ACTIVITY —
Continue the text about music during the Holocaust, picking up after its final sentence.

TEXT BLOCK —
Content starts

Music and Starvation: Spiritual and Physical Freedom

It will interest some to know that there was a great deal of music produced during and inspired by The Holocaust. The messages conveyed in music during this time vary from the mourning of lives and loved-ones lost, to describing the conditions in the camp, to making a mockery of German Nazis. Ultimately, this music served as a tool for victims to maintain hope and their Jewish identity.

Other forms of art also persisted during the war, including poetry, dance, and diary entries. What is most impressive is the surprising resilience, resistance, and even rejuvenation that victims of the holocaust gained through dance and music in the most unlikely circumstances. Aside from the psychological benefits of dance and music, these forms of performance were performed in transit camps, concentration camps, and extermination camps, and used as tools for continuing and maintaining collective Jewish identity. It gave Jews an outlet that was both private and public and encouraged Jewish expression and resistance, thus increasing the sense of hope and the commitment to surviving this horrible time. 

Convinced of the importance of music for survival, an inmate in Kovno named Tamara Lazerson wrote in her diary in December 1942:

As a diversion, concerts are being held in the ghetto … there are some excellent singers and poets, and that is how people forget where they are for one night, transporting themselves to an entirely different world.  Although some people object to what they are doing, they are wrong.

Content ends

STORED DATA —
Content starts

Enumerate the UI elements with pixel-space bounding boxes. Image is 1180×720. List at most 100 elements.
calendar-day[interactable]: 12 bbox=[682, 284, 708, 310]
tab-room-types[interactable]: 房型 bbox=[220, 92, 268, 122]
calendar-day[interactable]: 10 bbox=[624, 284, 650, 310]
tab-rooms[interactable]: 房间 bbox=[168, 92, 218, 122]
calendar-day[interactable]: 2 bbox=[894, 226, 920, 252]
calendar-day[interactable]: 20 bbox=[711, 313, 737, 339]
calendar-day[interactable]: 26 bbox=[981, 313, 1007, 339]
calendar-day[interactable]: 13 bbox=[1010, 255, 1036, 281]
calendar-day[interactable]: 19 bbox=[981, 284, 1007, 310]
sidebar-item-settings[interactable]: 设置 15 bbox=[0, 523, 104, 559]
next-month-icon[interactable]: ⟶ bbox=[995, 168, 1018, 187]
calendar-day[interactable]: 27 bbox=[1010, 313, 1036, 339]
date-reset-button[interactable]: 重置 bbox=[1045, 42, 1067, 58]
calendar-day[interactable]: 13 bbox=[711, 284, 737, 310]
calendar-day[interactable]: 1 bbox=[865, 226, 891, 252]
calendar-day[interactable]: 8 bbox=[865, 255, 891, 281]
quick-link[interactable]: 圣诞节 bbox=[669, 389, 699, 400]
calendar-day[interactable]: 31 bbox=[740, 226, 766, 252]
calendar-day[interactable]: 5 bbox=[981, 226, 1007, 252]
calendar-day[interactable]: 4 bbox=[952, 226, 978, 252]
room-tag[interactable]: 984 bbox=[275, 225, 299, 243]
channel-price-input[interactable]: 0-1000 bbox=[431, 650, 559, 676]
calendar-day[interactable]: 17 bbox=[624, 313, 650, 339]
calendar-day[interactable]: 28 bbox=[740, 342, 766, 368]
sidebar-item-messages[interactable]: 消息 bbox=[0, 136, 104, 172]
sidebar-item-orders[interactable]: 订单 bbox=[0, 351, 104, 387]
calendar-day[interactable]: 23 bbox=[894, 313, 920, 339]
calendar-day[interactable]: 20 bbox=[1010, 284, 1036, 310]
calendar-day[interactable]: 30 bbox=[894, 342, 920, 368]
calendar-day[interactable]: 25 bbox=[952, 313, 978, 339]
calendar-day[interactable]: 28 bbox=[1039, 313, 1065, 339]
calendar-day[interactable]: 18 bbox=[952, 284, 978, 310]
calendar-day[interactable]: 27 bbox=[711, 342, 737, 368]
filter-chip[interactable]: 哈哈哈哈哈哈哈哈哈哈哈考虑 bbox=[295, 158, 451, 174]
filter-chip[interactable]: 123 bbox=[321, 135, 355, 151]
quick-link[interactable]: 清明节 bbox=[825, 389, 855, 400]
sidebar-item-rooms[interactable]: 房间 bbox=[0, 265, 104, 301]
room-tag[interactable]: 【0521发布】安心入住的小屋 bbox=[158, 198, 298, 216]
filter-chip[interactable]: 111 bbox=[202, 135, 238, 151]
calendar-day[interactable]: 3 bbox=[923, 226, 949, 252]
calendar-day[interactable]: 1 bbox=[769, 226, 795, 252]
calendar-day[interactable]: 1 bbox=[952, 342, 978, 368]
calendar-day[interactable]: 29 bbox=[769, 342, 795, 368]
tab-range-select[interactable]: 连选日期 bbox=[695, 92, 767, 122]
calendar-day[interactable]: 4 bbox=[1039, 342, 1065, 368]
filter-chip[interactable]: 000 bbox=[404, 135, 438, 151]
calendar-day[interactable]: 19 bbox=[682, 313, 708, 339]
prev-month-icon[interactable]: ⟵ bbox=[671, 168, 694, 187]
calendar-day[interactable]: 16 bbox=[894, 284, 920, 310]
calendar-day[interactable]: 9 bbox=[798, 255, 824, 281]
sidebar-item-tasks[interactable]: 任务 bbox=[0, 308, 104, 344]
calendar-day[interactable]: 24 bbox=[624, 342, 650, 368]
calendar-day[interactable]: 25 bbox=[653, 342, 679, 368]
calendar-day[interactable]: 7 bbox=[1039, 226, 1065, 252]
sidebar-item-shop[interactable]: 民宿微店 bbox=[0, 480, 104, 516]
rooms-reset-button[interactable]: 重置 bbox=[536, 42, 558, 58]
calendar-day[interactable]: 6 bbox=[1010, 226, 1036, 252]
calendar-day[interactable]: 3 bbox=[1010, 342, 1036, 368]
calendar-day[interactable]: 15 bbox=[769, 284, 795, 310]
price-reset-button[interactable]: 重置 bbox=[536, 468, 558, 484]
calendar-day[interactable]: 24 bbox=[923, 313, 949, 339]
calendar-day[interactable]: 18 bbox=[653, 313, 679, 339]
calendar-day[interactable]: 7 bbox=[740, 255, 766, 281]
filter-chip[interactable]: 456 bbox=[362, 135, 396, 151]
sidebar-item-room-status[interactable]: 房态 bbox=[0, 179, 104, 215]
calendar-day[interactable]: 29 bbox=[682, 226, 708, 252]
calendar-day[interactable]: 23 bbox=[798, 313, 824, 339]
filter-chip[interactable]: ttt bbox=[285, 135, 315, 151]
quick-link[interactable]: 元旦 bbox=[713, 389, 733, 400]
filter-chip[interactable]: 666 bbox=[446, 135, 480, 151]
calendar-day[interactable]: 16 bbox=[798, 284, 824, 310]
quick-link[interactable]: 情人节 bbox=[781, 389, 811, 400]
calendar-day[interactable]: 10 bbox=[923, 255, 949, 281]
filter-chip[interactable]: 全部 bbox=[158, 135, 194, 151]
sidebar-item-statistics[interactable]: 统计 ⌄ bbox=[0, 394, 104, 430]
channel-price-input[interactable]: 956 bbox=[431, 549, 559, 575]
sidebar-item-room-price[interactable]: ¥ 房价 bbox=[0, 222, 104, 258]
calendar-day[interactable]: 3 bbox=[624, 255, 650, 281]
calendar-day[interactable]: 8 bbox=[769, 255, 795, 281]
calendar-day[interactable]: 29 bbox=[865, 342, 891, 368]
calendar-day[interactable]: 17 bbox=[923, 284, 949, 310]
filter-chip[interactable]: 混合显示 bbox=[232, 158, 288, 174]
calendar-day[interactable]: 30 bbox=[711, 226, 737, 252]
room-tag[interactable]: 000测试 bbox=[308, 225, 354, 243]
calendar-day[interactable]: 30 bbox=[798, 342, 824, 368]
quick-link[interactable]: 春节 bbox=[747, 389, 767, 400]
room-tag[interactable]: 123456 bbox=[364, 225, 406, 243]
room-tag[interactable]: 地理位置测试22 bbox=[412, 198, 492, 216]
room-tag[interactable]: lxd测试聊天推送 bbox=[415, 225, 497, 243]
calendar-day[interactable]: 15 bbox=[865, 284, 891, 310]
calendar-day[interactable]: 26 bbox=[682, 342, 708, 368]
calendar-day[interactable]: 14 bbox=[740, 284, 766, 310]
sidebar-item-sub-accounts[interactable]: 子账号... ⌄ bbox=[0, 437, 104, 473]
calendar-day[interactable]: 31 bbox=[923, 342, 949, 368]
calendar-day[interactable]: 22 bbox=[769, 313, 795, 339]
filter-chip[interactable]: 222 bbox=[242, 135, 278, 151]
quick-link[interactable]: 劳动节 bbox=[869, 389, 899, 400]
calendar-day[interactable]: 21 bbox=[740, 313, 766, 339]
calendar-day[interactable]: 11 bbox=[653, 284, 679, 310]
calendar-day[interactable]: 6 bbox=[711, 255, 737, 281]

Content ends

OUTPUT OF THE TASK —
Foundations such as the US Holocaust Memorial Museum and Yad Vashem, the World Holocaust Remembrance Center, have spent years collecting and cataloging Holocaust documents, music, and research for the sake of public education and memory preservation. We’ve learned that music and dance were symbols of freedom within the repressive, violently censored environments cultivated by Nazis in the ghettos. Performers wrote and performed not only privately, but also publicly on the streets in some ghettos. Though censorship still occurred, many poems and music escaped censorship, as many songs were renditions or adaptations of older pre-war hits and poems and escaped the notice of the Nazis. Yad Vashem has documented the presence of orchestras and community center performance venues in Warsaw and Krakow, Poland, and in Kovno, Russia. 

 

(Königseder, A. & Wetzel, J., 2001. Waiting for Hope: Jewish Displaced Persons in Post-World War II Germany, Evanston, Illinois: Northwestern University Press.)